## [Work instructions]
Scan the records for the string "that"; copy each line where it occurs.

## [Information shown]
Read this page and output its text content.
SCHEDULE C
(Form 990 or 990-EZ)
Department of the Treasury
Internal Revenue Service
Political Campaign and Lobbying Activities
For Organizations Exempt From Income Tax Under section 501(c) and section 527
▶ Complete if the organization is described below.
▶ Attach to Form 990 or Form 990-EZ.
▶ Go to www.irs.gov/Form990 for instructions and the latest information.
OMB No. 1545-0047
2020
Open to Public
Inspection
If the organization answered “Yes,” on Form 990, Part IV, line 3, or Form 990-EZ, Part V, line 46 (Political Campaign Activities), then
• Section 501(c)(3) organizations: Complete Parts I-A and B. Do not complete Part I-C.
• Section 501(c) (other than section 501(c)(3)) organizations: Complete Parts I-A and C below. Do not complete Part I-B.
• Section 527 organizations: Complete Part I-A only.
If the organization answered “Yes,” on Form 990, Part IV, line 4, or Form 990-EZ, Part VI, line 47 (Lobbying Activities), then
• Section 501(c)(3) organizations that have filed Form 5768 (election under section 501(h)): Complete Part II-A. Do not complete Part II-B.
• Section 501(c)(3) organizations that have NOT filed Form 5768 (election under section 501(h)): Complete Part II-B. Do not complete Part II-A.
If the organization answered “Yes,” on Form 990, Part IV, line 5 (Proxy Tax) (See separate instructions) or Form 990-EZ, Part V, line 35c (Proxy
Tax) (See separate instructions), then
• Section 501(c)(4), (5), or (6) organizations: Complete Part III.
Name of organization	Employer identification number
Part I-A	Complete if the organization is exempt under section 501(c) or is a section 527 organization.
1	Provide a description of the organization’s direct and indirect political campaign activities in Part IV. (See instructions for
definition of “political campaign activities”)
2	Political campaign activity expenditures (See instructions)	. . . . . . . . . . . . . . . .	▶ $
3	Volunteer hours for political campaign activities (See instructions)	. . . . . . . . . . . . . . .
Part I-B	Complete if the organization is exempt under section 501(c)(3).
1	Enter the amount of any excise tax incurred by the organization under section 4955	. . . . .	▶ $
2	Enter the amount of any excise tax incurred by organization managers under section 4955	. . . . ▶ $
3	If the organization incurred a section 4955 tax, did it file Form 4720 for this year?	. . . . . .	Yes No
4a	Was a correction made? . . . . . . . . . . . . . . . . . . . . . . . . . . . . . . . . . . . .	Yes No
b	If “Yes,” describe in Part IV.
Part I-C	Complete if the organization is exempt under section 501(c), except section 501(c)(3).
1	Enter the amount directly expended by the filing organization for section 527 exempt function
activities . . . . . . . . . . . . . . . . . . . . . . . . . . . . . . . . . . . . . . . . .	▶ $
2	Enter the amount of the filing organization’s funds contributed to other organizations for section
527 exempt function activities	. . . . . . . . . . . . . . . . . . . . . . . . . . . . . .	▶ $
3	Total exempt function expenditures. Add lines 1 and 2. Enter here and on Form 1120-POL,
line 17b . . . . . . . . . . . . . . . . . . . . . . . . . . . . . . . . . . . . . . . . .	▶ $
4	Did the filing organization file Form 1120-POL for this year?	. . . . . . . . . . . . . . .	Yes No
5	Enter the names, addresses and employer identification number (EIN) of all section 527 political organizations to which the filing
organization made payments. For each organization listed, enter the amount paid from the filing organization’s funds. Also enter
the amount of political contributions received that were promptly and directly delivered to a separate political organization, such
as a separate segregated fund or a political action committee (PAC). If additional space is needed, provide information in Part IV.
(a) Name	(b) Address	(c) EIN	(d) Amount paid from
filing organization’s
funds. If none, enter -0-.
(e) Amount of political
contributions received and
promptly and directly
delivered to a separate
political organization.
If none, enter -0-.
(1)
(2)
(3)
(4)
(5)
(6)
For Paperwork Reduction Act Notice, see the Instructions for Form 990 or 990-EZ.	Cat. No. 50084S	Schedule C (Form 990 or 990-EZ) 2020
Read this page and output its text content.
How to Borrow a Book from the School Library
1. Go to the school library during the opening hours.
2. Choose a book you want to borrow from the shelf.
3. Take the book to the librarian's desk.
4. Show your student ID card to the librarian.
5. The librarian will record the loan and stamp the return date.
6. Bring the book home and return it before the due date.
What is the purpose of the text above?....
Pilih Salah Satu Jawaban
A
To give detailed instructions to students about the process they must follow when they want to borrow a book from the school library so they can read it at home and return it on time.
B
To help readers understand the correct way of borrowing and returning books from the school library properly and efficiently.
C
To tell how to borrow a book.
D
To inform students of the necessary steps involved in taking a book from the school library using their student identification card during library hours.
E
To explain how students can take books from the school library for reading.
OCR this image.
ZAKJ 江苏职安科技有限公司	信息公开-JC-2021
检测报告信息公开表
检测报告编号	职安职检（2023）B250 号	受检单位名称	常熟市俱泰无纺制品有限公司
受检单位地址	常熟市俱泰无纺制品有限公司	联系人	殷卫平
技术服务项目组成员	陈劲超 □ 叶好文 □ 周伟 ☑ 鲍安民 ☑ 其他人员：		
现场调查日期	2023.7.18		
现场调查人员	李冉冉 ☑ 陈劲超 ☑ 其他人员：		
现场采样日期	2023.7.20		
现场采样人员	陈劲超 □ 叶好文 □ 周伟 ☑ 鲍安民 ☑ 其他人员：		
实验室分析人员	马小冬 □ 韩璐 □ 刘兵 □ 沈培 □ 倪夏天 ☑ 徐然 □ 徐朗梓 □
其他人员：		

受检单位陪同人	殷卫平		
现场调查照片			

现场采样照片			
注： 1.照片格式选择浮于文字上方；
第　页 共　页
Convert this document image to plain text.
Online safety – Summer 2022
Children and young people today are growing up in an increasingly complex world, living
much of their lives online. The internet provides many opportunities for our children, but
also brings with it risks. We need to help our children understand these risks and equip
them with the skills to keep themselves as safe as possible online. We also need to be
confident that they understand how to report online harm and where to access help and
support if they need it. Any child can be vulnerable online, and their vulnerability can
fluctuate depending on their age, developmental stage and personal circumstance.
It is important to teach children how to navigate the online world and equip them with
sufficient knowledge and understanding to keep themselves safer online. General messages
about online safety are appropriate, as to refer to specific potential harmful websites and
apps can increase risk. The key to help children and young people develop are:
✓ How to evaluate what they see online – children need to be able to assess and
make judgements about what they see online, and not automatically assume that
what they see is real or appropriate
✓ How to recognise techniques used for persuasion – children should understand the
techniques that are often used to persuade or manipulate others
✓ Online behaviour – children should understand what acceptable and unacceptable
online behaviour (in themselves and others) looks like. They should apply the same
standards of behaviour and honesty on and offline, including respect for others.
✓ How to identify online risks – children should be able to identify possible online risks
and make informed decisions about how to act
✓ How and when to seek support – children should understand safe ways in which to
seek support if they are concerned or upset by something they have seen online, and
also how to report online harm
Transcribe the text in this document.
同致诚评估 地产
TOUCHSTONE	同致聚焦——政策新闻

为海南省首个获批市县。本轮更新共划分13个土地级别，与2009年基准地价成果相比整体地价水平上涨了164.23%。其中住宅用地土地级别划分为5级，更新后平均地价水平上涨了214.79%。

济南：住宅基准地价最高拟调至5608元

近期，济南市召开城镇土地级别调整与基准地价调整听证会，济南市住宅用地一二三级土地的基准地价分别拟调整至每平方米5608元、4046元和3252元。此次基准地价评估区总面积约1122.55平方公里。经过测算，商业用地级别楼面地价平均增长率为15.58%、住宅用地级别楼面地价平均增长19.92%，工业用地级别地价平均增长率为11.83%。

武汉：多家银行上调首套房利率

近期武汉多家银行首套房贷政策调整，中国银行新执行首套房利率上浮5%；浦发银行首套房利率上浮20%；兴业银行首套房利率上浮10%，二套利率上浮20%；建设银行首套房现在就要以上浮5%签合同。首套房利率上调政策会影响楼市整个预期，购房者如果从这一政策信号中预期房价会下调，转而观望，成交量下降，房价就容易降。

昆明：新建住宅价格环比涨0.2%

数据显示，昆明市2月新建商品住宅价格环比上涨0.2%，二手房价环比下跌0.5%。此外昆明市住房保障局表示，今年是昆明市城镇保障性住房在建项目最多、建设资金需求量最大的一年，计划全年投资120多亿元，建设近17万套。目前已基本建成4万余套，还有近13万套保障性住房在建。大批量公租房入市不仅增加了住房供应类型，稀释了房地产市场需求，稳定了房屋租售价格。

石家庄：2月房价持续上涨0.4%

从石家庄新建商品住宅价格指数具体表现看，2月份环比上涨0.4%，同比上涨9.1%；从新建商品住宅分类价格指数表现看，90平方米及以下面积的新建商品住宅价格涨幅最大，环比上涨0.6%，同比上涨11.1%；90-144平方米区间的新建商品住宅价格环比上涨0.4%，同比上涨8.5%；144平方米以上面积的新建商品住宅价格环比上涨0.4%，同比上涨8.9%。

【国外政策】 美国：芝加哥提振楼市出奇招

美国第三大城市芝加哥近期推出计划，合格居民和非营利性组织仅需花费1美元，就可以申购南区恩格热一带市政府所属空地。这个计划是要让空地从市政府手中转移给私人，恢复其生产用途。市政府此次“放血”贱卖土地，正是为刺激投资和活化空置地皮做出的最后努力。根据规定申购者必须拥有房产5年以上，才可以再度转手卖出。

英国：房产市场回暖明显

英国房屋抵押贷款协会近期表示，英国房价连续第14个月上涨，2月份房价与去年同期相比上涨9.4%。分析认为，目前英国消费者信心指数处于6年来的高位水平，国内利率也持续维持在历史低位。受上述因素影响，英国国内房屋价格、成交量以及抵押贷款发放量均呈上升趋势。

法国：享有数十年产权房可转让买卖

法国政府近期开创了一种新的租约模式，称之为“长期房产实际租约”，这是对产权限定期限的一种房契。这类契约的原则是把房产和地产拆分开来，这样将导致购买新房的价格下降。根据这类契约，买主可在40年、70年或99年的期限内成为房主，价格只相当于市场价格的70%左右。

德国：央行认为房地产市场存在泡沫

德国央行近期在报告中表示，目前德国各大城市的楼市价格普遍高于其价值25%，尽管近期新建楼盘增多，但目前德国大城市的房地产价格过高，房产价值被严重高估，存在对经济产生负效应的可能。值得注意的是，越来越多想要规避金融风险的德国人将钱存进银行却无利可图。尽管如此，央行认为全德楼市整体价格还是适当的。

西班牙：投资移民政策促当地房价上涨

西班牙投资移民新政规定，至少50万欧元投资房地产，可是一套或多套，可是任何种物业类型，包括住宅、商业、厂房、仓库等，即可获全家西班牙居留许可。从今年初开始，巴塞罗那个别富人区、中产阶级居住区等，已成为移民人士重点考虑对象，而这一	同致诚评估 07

## [Exercise result]
• Section 501(c)(3) organizations that have filed Form 5768 (election under section 501(h)): Complete Part II-A. Do not complete Part II-B.
• Section 501(c)(3) organizations that have NOT filed Form 5768 (election under section 501(h)): Complete Part II-B. Do not complete Part II-A.
the amount of political contributions received that were promptly and directly delivered to a separate political organization, such
confident that they understand how to report online harm and where to access help and
make judgements about what they see online, and not automatically assume that
techniques that are often used to persuade or manipulate others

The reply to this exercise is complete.